_Data in this exercise_:
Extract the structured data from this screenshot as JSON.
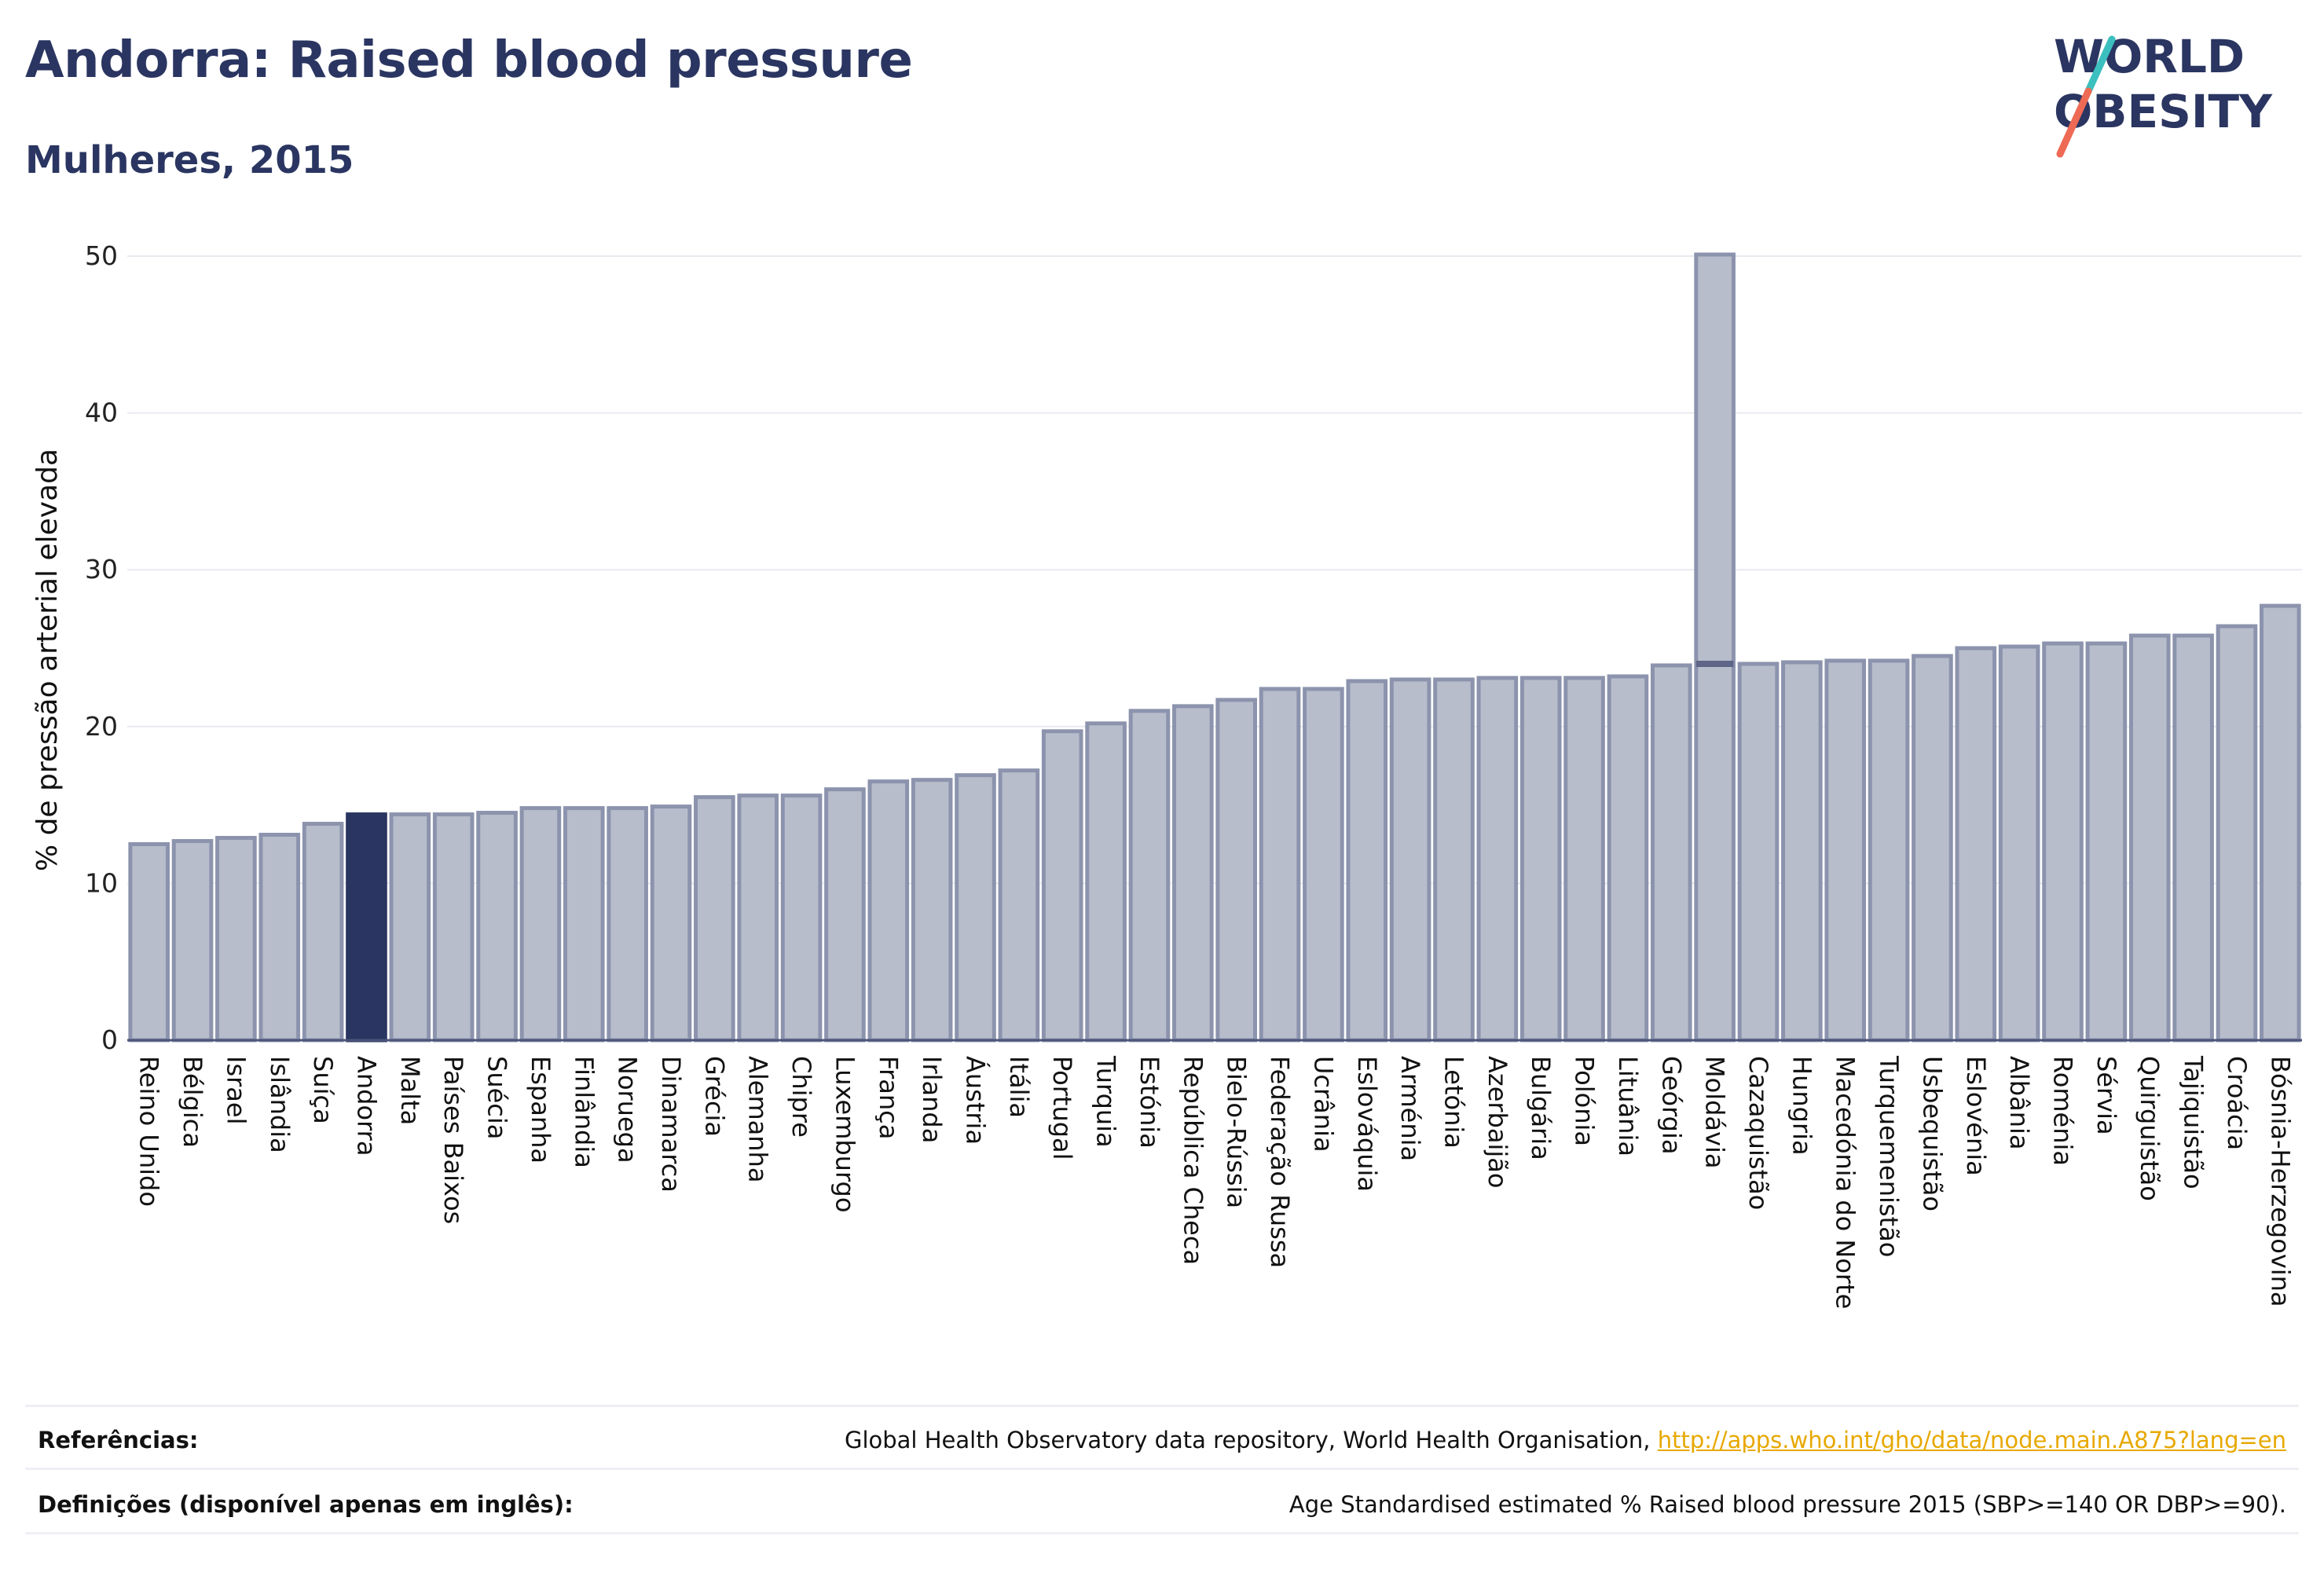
{
  "header": {
    "title": "Andorra: Raised blood pressure",
    "subtitle": "Mulheres, 2015"
  },
  "logo": {
    "line1": "WORLD",
    "line2": "OBESITY"
  },
  "chart_data": {
    "type": "bar",
    "ylabel": "% de pressão arterial elevada",
    "ylim": [
      0,
      50
    ],
    "yticks": [
      0,
      10,
      20,
      30,
      40,
      50
    ],
    "grid": true,
    "highlight": "Andorra",
    "colors": {
      "bar": "#b8bdcc",
      "bar_border": "#8c93ad",
      "highlight": "#2a3561"
    },
    "categories": [
      "Reino Unido",
      "Bélgica",
      "Israel",
      "Islândia",
      "Suíça",
      "Andorra",
      "Malta",
      "Países Baixos",
      "Suécia",
      "Espanha",
      "Finlândia",
      "Noruega",
      "Dinamarca",
      "Grécia",
      "Alemanha",
      "Chipre",
      "Luxemburgo",
      "França",
      "Irlanda",
      "Áustria",
      "Itália",
      "Portugal",
      "Turquia",
      "Estónia",
      "República Checa",
      "Bielo-Rússia",
      "Federação Russa",
      "Ucrânia",
      "Eslováquia",
      "Arménia",
      "Letónia",
      "Azerbaijão",
      "Bulgária",
      "Polónia",
      "Lituânia",
      "Geórgia",
      "Moldávia",
      "Cazaquistão",
      "Hungria",
      "Macedónia do Norte",
      "Turquemenistão",
      "Usbequistão",
      "Eslovénia",
      "Albânia",
      "Roménia",
      "Sérvia",
      "Quirguistão",
      "Tajiquistão",
      "Croácia",
      "Bósnia-Herzegovina"
    ],
    "values": [
      12.5,
      12.7,
      12.9,
      13.1,
      13.8,
      14.4,
      14.4,
      14.4,
      14.5,
      14.8,
      14.8,
      14.8,
      14.9,
      15.5,
      15.6,
      15.6,
      16.0,
      16.5,
      16.6,
      16.9,
      17.2,
      19.7,
      20.2,
      21.0,
      21.3,
      21.7,
      22.4,
      22.4,
      22.9,
      23.0,
      23.0,
      23.1,
      23.1,
      23.1,
      23.2,
      23.9,
      24.0,
      24.0,
      24.1,
      24.2,
      24.2,
      24.5,
      25.0,
      25.1,
      25.3,
      25.3,
      25.8,
      25.8,
      26.4,
      27.7
    ],
    "range_high": {
      "Moldávia": 50.1
    }
  },
  "footer": {
    "references_label": "Referências:",
    "references_text": "Global Health Observatory data repository, World Health Organisation, ",
    "references_link": "http://apps.who.int/gho/data/node.main.A875?lang=en",
    "definitions_label": "Definições (disponível apenas em inglês):",
    "definitions_text": "Age Standardised estimated % Raised blood pressure 2015 (SBP>=140 OR DBP>=90)."
  }
}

_What needs to be done_:
Without including any pictures, print each record exactly.

_Completed exercise_:
Extract the structured data from this screenshot as JSON.
{
  "header": {
    "title": "Andorra: Raised blood pressure",
    "subtitle": "Mulheres, 2015"
  },
  "logo": {
    "line1": "WORLD",
    "line2": "OBESITY"
  },
  "chart_data": {
    "type": "bar",
    "ylabel": "% de pressão arterial elevada",
    "ylim": [
      0,
      50
    ],
    "yticks": [
      0,
      10,
      20,
      30,
      40,
      50
    ],
    "grid": true,
    "highlight": "Andorra",
    "colors": {
      "bar": "#b8bdcc",
      "bar_border": "#8c93ad",
      "highlight": "#2a3561"
    },
    "categories": [
      "Reino Unido",
      "Bélgica",
      "Israel",
      "Islândia",
      "Suíça",
      "Andorra",
      "Malta",
      "Países Baixos",
      "Suécia",
      "Espanha",
      "Finlândia",
      "Noruega",
      "Dinamarca",
      "Grécia",
      "Alemanha",
      "Chipre",
      "Luxemburgo",
      "França",
      "Irlanda",
      "Áustria",
      "Itália",
      "Portugal",
      "Turquia",
      "Estónia",
      "República Checa",
      "Bielo-Rússia",
      "Federação Russa",
      "Ucrânia",
      "Eslováquia",
      "Arménia",
      "Letónia",
      "Azerbaijão",
      "Bulgária",
      "Polónia",
      "Lituânia",
      "Geórgia",
      "Moldávia",
      "Cazaquistão",
      "Hungria",
      "Macedónia do Norte",
      "Turquemenistão",
      "Usbequistão",
      "Eslovénia",
      "Albânia",
      "Roménia",
      "Sérvia",
      "Quirguistão",
      "Tajiquistão",
      "Croácia",
      "Bósnia-Herzegovina"
    ],
    "values": [
      12.5,
      12.7,
      12.9,
      13.1,
      13.8,
      14.4,
      14.4,
      14.4,
      14.5,
      14.8,
      14.8,
      14.8,
      14.9,
      15.5,
      15.6,
      15.6,
      16.0,
      16.5,
      16.6,
      16.9,
      17.2,
      19.7,
      20.2,
      21.0,
      21.3,
      21.7,
      22.4,
      22.4,
      22.9,
      23.0,
      23.0,
      23.1,
      23.1,
      23.1,
      23.2,
      23.9,
      24.0,
      24.0,
      24.1,
      24.2,
      24.2,
      24.5,
      25.0,
      25.1,
      25.3,
      25.3,
      25.8,
      25.8,
      26.4,
      27.7
    ],
    "range_high": {
      "Moldávia": 50.1
    }
  },
  "footer": {
    "references_label": "Referências:",
    "references_text": "Global Health Observatory data repository, World Health Organisation, ",
    "references_link": "http://apps.who.int/gho/data/node.main.A875?lang=en",
    "definitions_label": "Definições (disponível apenas em inglês):",
    "definitions_text": "Age Standardised estimated % Raised blood pressure 2015 (SBP>=140 OR DBP>=90)."
  }
}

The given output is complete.